- [TASK DETAILS]:
Reproduce every one of the following entries verbatim, line for line, without changing anything.

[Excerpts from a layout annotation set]
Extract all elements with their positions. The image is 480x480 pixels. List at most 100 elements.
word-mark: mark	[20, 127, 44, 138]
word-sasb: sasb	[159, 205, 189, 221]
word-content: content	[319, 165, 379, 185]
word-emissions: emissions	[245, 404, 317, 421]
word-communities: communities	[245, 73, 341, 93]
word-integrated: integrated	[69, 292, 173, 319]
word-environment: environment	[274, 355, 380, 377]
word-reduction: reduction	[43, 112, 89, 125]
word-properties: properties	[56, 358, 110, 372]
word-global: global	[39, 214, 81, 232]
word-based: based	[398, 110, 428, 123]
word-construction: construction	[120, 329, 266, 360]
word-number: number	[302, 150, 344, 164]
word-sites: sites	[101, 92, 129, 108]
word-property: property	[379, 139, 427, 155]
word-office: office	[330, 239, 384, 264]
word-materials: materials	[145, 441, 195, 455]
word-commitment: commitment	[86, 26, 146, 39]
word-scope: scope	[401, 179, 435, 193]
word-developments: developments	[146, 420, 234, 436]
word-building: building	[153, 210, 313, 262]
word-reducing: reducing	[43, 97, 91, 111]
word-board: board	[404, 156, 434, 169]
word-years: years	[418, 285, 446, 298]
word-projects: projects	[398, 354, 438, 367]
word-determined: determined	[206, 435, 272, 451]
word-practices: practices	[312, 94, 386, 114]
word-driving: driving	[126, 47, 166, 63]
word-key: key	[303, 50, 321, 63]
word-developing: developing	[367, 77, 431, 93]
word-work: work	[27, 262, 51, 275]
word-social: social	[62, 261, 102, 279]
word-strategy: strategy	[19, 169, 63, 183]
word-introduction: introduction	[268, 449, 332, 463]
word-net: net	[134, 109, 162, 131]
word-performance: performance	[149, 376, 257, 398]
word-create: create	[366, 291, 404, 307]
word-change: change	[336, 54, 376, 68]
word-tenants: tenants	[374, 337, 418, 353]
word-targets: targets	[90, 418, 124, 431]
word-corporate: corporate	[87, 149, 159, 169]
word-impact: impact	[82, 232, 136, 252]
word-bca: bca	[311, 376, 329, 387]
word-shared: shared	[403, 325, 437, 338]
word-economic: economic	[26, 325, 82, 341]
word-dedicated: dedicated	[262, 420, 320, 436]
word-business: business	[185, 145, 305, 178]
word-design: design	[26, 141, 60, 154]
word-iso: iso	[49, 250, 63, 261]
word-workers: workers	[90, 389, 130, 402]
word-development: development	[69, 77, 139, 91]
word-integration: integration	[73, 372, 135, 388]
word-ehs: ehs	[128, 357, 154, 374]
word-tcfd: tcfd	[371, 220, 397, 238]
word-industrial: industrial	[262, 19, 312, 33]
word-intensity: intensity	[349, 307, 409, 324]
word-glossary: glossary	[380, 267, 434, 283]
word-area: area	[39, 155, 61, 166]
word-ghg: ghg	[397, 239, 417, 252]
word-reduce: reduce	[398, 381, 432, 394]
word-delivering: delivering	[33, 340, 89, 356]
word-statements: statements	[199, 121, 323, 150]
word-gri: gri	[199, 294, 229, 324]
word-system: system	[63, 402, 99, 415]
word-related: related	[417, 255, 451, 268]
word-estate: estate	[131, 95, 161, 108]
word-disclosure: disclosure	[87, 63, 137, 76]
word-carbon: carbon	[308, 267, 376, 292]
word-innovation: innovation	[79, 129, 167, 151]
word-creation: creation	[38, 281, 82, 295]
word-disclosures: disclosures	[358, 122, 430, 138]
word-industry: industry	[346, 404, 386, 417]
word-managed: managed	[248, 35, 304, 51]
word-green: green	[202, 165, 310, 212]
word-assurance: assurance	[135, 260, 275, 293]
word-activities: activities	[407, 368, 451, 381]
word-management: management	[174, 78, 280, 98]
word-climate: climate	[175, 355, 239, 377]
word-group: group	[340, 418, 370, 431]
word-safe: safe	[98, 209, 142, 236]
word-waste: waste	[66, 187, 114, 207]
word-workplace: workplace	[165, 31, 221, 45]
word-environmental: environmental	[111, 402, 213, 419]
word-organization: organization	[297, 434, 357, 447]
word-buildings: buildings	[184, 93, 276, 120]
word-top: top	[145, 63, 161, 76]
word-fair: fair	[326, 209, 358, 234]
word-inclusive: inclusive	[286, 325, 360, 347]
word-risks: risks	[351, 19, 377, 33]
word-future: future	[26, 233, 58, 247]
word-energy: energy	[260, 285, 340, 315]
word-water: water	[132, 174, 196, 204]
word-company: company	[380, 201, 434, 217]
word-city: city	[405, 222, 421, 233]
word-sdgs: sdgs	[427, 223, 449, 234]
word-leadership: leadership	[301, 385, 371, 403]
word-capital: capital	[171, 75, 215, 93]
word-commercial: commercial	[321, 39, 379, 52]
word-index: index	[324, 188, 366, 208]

- [TASK OUTPUT]:
Extract all elements with their positions. The image is 480x480 pixels. List at most 100 elements.
word-mark: mark	[20, 127, 44, 138]
word-sasb: sasb	[159, 205, 189, 221]
word-content: content	[319, 165, 379, 185]
word-emissions: emissions	[245, 404, 317, 421]
word-communities: communities	[245, 73, 341, 93]
word-integrated: integrated	[69, 292, 173, 319]
word-environment: environment	[274, 355, 380, 377]
word-reduction: reduction	[43, 112, 89, 125]
word-properties: properties	[56, 358, 110, 372]
word-global: global	[39, 214, 81, 232]
word-based: based	[398, 110, 428, 123]
word-construction: construction	[120, 329, 266, 360]
word-number: number	[302, 150, 344, 164]
word-sites: sites	[101, 92, 129, 108]
word-property: property	[379, 139, 427, 155]
word-office: office	[330, 239, 384, 264]
word-materials: materials	[145, 441, 195, 455]
word-commitment: commitment	[86, 26, 146, 39]
word-scope: scope	[401, 179, 435, 193]
word-developments: developments	[146, 420, 234, 436]
word-building: building	[153, 210, 313, 262]
word-reducing: reducing	[43, 97, 91, 111]
word-board: board	[404, 156, 434, 169]
word-years: years	[418, 285, 446, 298]
word-projects: projects	[398, 354, 438, 367]
word-determined: determined	[206, 435, 272, 451]
word-practices: practices	[312, 94, 386, 114]
word-driving: driving	[126, 47, 166, 63]
word-key: key	[303, 50, 321, 63]
word-developing: developing	[367, 77, 431, 93]
word-work: work	[27, 262, 51, 275]
word-social: social	[62, 261, 102, 279]
word-strategy: strategy	[19, 169, 63, 183]
word-introduction: introduction	[268, 449, 332, 463]
word-net: net	[134, 109, 162, 131]
word-performance: performance	[149, 376, 257, 398]
word-create: create	[366, 291, 404, 307]
word-change: change	[336, 54, 376, 68]
word-tenants: tenants	[374, 337, 418, 353]
word-targets: targets	[90, 418, 124, 431]
word-corporate: corporate	[87, 149, 159, 169]
word-impact: impact	[82, 232, 136, 252]
word-bca: bca	[311, 376, 329, 387]
word-shared: shared	[403, 325, 437, 338]
word-economic: economic	[26, 325, 82, 341]
word-dedicated: dedicated	[262, 420, 320, 436]
word-business: business	[185, 145, 305, 178]
word-design: design	[26, 141, 60, 154]
word-iso: iso	[49, 250, 63, 261]
word-workers: workers	[90, 389, 130, 402]
word-development: development	[69, 77, 139, 91]
word-integration: integration	[73, 372, 135, 388]
word-ehs: ehs	[128, 357, 154, 374]
word-tcfd: tcfd	[371, 220, 397, 238]
word-industrial: industrial	[262, 19, 312, 33]
word-intensity: intensity	[349, 307, 409, 324]
word-glossary: glossary	[380, 267, 434, 283]
word-area: area	[39, 155, 61, 166]
word-ghg: ghg	[397, 239, 417, 252]
word-reduce: reduce	[398, 381, 432, 394]
word-delivering: delivering	[33, 340, 89, 356]
word-statements: statements	[199, 121, 323, 150]
word-gri: gri	[199, 294, 229, 324]
word-system: system	[63, 402, 99, 415]
word-related: related	[417, 255, 451, 268]
word-estate: estate	[131, 95, 161, 108]
word-disclosure: disclosure	[87, 63, 137, 76]
word-carbon: carbon	[308, 267, 376, 292]
word-innovation: innovation	[79, 129, 167, 151]
word-creation: creation	[38, 281, 82, 295]
word-disclosures: disclosures	[358, 122, 430, 138]
word-industry: industry	[346, 404, 386, 417]
word-managed: managed	[248, 35, 304, 51]
word-green: green	[202, 165, 310, 212]
word-assurance: assurance	[135, 260, 275, 293]
word-activities: activities	[407, 368, 451, 381]
word-management: management	[174, 78, 280, 98]
word-climate: climate	[175, 355, 239, 377]
word-group: group	[340, 418, 370, 431]
word-safe: safe	[98, 209, 142, 236]
word-waste: waste	[66, 187, 114, 207]
word-workplace: workplace	[165, 31, 221, 45]
word-environmental: environmental	[111, 402, 213, 419]
word-organization: organization	[297, 434, 357, 447]
word-buildings: buildings	[184, 93, 276, 120]
word-top: top	[145, 63, 161, 76]
word-fair: fair	[326, 209, 358, 234]
word-inclusive: inclusive	[286, 325, 360, 347]
word-risks: risks	[351, 19, 377, 33]
word-future: future	[26, 233, 58, 247]
word-energy: energy	[260, 285, 340, 315]
word-water: water	[132, 174, 196, 204]
word-company: company	[380, 201, 434, 217]
word-city: city	[405, 222, 421, 233]
word-sdgs: sdgs	[427, 223, 449, 234]
word-leadership: leadership	[301, 385, 371, 403]
word-capital: capital	[171, 75, 215, 93]
word-commercial: commercial	[321, 39, 379, 52]
word-index: index	[324, 188, 366, 208]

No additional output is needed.